### Required work
Can you transcribe every entry word for word, skipping the images?

### Source records
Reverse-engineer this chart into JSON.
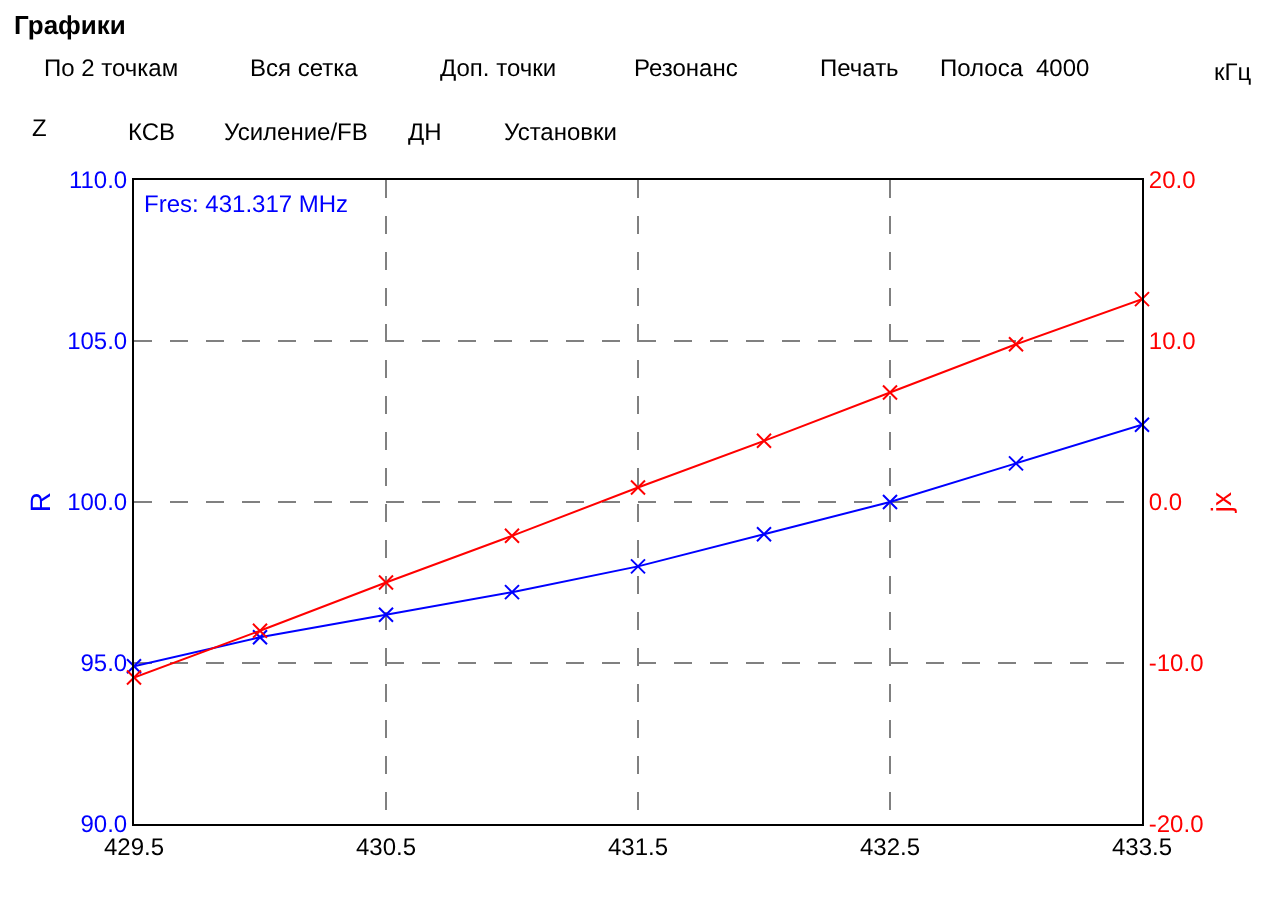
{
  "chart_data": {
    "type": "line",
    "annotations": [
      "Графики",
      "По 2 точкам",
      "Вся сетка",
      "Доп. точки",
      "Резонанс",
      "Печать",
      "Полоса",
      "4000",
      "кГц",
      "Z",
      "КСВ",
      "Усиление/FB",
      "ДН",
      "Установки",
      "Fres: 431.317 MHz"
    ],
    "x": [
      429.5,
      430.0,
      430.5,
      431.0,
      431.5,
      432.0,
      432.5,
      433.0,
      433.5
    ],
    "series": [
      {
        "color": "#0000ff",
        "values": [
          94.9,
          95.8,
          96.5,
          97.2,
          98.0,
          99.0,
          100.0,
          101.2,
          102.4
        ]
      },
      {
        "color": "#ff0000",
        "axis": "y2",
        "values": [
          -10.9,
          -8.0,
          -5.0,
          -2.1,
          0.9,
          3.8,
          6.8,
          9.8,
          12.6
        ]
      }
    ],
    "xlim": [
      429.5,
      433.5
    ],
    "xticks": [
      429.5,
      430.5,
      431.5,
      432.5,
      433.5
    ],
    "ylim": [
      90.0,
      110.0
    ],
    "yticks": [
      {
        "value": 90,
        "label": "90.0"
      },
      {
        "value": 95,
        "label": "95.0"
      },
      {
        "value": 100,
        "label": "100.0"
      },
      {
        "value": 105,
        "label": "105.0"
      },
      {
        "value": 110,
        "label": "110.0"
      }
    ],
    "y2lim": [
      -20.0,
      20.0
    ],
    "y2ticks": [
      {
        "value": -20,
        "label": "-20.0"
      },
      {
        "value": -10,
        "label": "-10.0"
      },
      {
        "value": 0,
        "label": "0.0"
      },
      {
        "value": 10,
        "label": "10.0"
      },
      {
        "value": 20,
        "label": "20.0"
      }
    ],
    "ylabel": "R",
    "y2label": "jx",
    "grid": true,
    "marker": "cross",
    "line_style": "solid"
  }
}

### Output for this exercise
Reverse-engineer this chart into JSON.
{
  "chart_data": {
    "type": "line",
    "annotations": [
      "Графики",
      "По 2 точкам",
      "Вся сетка",
      "Доп. точки",
      "Резонанс",
      "Печать",
      "Полоса",
      "4000",
      "кГц",
      "Z",
      "КСВ",
      "Усиление/FB",
      "ДН",
      "Установки",
      "Fres: 431.317 MHz"
    ],
    "x": [
      429.5,
      430.0,
      430.5,
      431.0,
      431.5,
      432.0,
      432.5,
      433.0,
      433.5
    ],
    "series": [
      {
        "color": "#0000ff",
        "values": [
          94.9,
          95.8,
          96.5,
          97.2,
          98.0,
          99.0,
          100.0,
          101.2,
          102.4
        ]
      },
      {
        "color": "#ff0000",
        "axis": "y2",
        "values": [
          -10.9,
          -8.0,
          -5.0,
          -2.1,
          0.9,
          3.8,
          6.8,
          9.8,
          12.6
        ]
      }
    ],
    "xlim": [
      429.5,
      433.5
    ],
    "xticks": [
      429.5,
      430.5,
      431.5,
      432.5,
      433.5
    ],
    "ylim": [
      90.0,
      110.0
    ],
    "yticks": [
      {
        "value": 90,
        "label": "90.0"
      },
      {
        "value": 95,
        "label": "95.0"
      },
      {
        "value": 100,
        "label": "100.0"
      },
      {
        "value": 105,
        "label": "105.0"
      },
      {
        "value": 110,
        "label": "110.0"
      }
    ],
    "y2lim": [
      -20.0,
      20.0
    ],
    "y2ticks": [
      {
        "value": -20,
        "label": "-20.0"
      },
      {
        "value": -10,
        "label": "-10.0"
      },
      {
        "value": 0,
        "label": "0.0"
      },
      {
        "value": 10,
        "label": "10.0"
      },
      {
        "value": 20,
        "label": "20.0"
      }
    ],
    "ylabel": "R",
    "y2label": "jx",
    "grid": true,
    "marker": "cross",
    "line_style": "solid"
  }
}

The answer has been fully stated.